### Job
Your task is to repeat the entries underneath exactly, minus the pictures.

--- Start Stored data ---

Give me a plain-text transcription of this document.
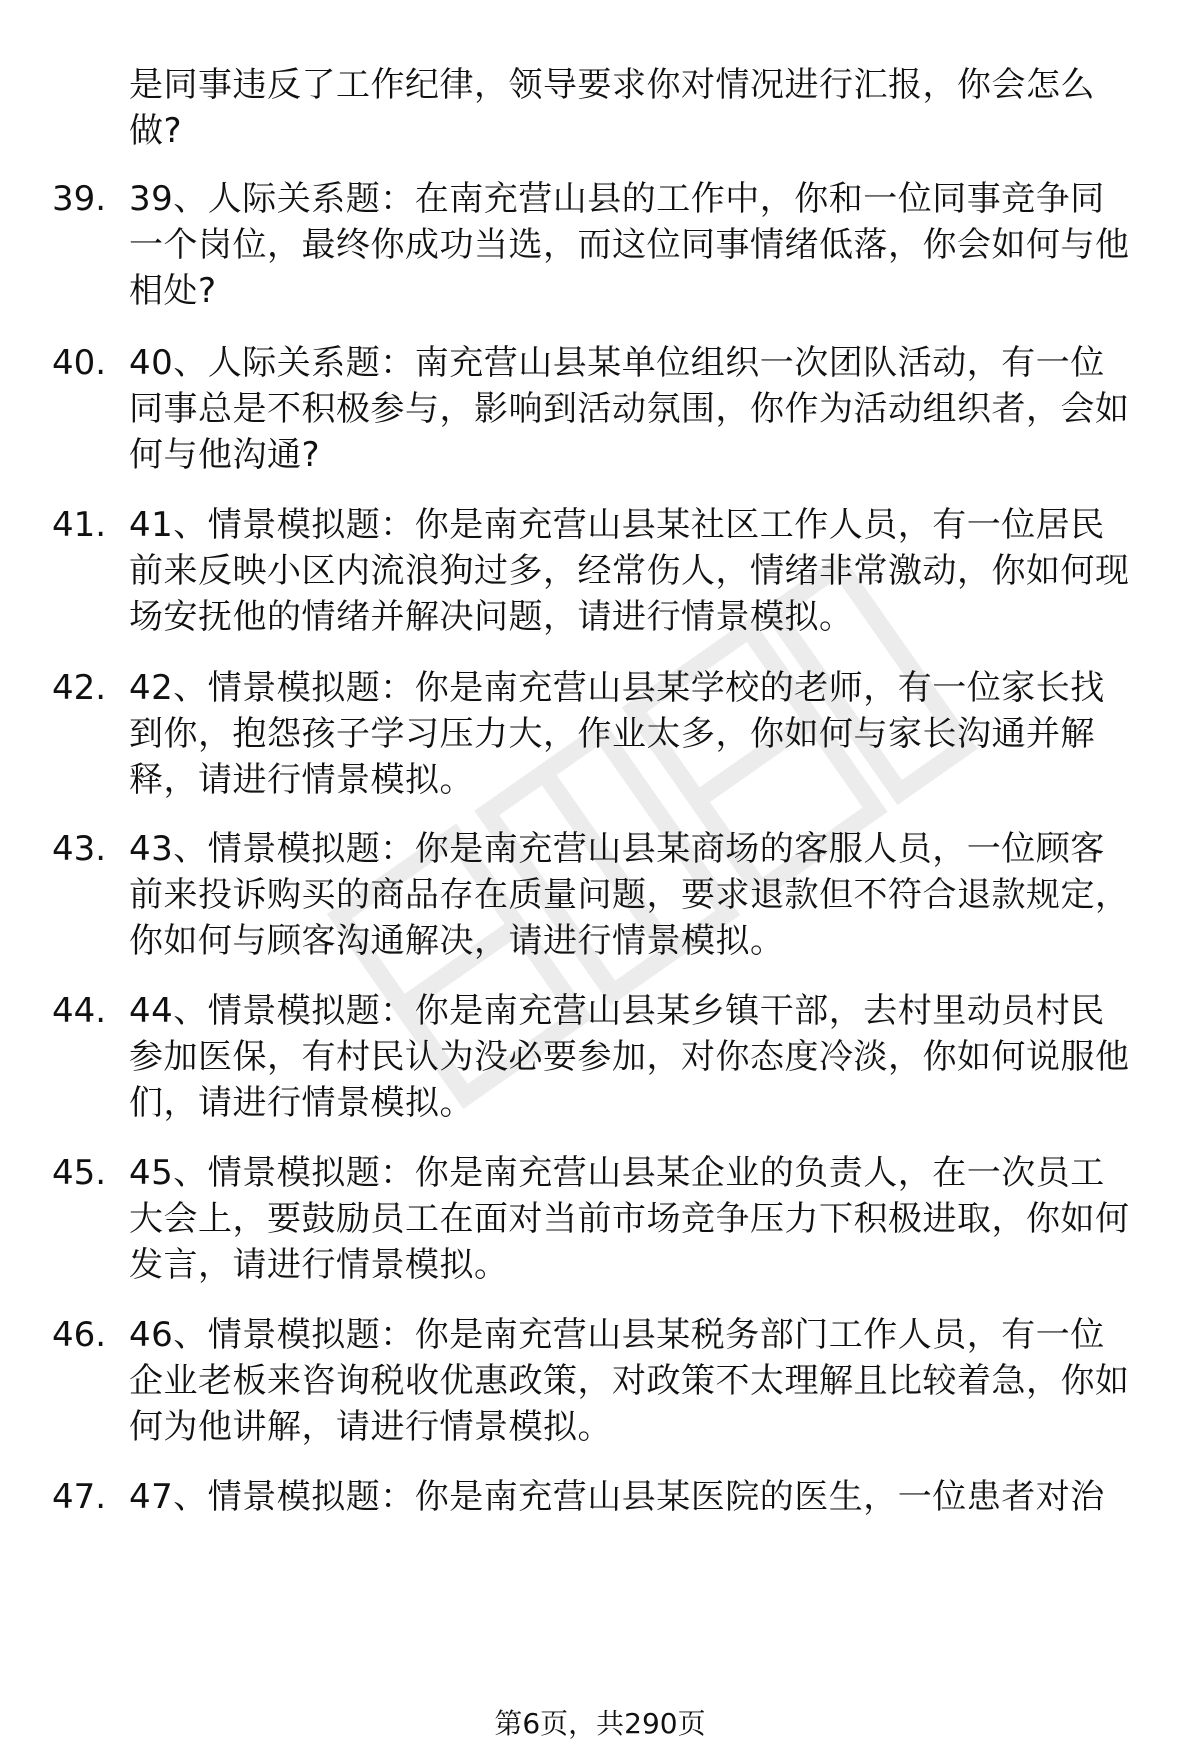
是同事违反了工作纪律，领导要求你对情况进行汇报，你会怎么做?
39. 39、人际关系题：在南充营山县的工作中，你和一位同事竞争同一个岗位，最终你成功当选，而这位同事情绪低落，你会如何与他相处?
40. 40、人际关系题：南充营山县某单位组织一次团队活动，有一位同事总是不积极参与，影响到活动氛围，你作为活动组织者，会如何与他沟通?
41. 41、情景模拟题：你是南充营山县某社区工作人员，有一位居民前来反映小区内流浪狗过多，经常伤人，情绪非常激动，你如何现场安抚他的情绪并解决问题，请进行情景模拟。
42. 42、情景模拟题：你是南充营山县某学校的老师，有一位家长找到你，抱怨孩子学习压力大，作业太多，你如何与家长沟通并解释，请进行情景模拟。
43. 43、情景模拟题：你是南充营山县某商场的客服人员，一位顾客前来投诉购买的商品存在质量问题，要求退款但不符合退款规定，你如何与顾客沟通解决，请进行情景模拟。
44. 44、情景模拟题：你是南充营山县某乡镇干部，去村里动员村民参加医保，有村民认为没必要参加，对你态度冷淡，你如何说服他们，请进行情景模拟。
45. 45、情景模拟题：你是南充营山县某企业的负责人，在一次员工大会上，要鼓励员工在面对当前市场竞争压力下积极进取，你如何发言，请进行情景模拟。
46. 46、情景模拟题：你是南充营山县某税务部门工作人员，有一位企业老板来咨询税收优惠政策，对政策不太理解且比较着急，你如何为他讲解，请进行情景模拟。
47. 47、情景模拟题：你是南充营山县某医院的医生，一位患者对治
第6页，共290页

--- End Stored data ---

### Task response
Give me a plain-text transcription of this document.
是同事违反了工作纪律，领导要求你对情况进行汇报，你会怎么做?
39. 39、人际关系题：在南充营山县的工作中，你和一位同事竞争同一个岗位，最终你成功当选，而这位同事情绪低落，你会如何与他相处?
40. 40、人际关系题：南充营山县某单位组织一次团队活动，有一位同事总是不积极参与，影响到活动氛围，你作为活动组织者，会如何与他沟通?
41. 41、情景模拟题：你是南充营山县某社区工作人员，有一位居民前来反映小区内流浪狗过多，经常伤人，情绪非常激动，你如何现场安抚他的情绪并解决问题，请进行情景模拟。
42. 42、情景模拟题：你是南充营山县某学校的老师，有一位家长找到你，抱怨孩子学习压力大，作业太多，你如何与家长沟通并解释，请进行情景模拟。
43. 43、情景模拟题：你是南充营山县某商场的客服人员，一位顾客前来投诉购买的商品存在质量问题，要求退款但不符合退款规定，你如何与顾客沟通解决，请进行情景模拟。
44. 44、情景模拟题：你是南充营山县某乡镇干部，去村里动员村民参加医保，有村民认为没必要参加，对你态度冷淡，你如何说服他们，请进行情景模拟。
45. 45、情景模拟题：你是南充营山县某企业的负责人，在一次员工大会上，要鼓励员工在面对当前市场竞争压力下积极进取，你如何发言，请进行情景模拟。
46. 46、情景模拟题：你是南充营山县某税务部门工作人员，有一位企业老板来咨询税收优惠政策，对政策不太理解且比较着急，你如何为他讲解，请进行情景模拟。
47. 47、情景模拟题：你是南充营山县某医院的医生，一位患者对治
第6页，共290页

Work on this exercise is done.